**What is being asked**
Gather all lines with the word "DETI" in them.

**Data provided**
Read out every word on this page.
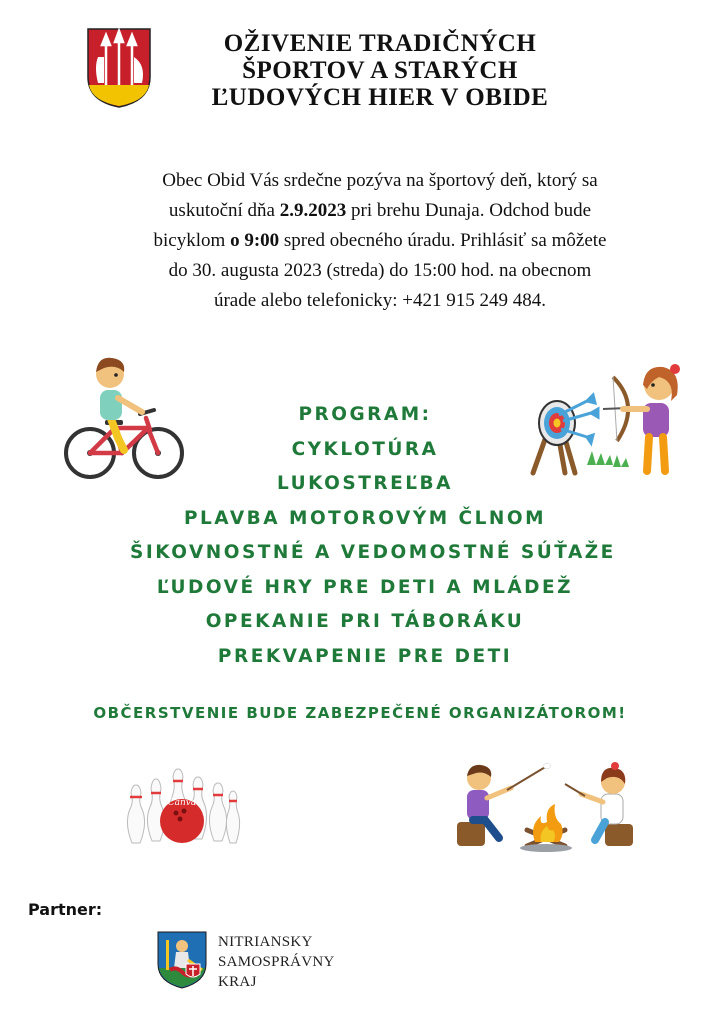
OŽIVENIE TRADIČNÝCH
ŠPORTOV A STARÝCH
ĽUDOVÝCH HIER V OBIDE
Obec Obid Vás srdečne pozýva na športový deň, ktorý sa
uskutoční dňa 2.9.2023 pri brehu Dunaja. Odchod bude
bicyklom o 9:00 spred obecného úradu. Prihlásiť sa môžete
do 30. augusta 2023 (streda) do 15:00 hod. na obecnom
úrade alebo telefonicky: +421 915 249 484.
PROGRAM:
CYKLOTÚRA
LUKOSTREĽBA
PLAVBA MOTOROVÝM ČLNOM
ŠIKOVNOSTNÉ A VEDOMOSTNÉ SÚŤAŽE
ĽUDOVÉ HRY PRE DETI A MLÁDEŽ
OPEKANIE PRI TÁBORÁKU
PREKVAPENIE PRE DETI
OBČERSTVENIE BUDE ZABEZPEČENÉ ORGANIZÁTOROM!
Canva
Partner:
NITRIANSKY
SAMOSPRÁVNY
KRAJ
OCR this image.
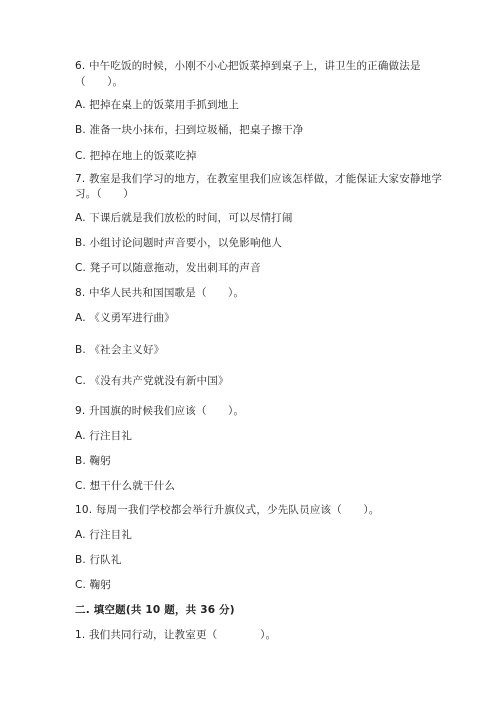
6. 中午吃饭的时候，小刚不小心把饭菜掉到桌子上，讲卫生的正确做法是
（　　）。
A. 把掉在桌上的饭菜用手抓到地上
B. 准备一块小抹布，扫到垃圾桶，把桌子擦干净
C. 把掉在地上的饭菜吃掉
7. 教室是我们学习的地方，在教室里我们应该怎样做，才能保证大家安静地学
习。（　　）
A. 下课后就是我们放松的时间，可以尽情打闹
B. 小组讨论问题时声音要小，以免影响他人
C. 凳子可以随意拖动，发出刺耳的声音
8. 中华人民共和国国歌是（　　）。
A. 《义勇军进行曲》
B. 《社会主义好》
C. 《没有共产党就没有新中国》
9. 升国旗的时候我们应该（　　）。
A. 行注目礼
B. 鞠躬
C. 想干什么就干什么
10. 每周一我们学校都会举行升旗仪式，少先队员应该（　　）。
A. 行注目礼
B. 行队礼
C. 鞠躬
二. 填空题(共 10 题，共 36 分)
1. 我们共同行动，让教室更（　　　　）。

**Response for this exercise**
ĽUDOVÉ HRY PRE DETI A MLÁDEŽ
PREKVAPENIE PRE DETI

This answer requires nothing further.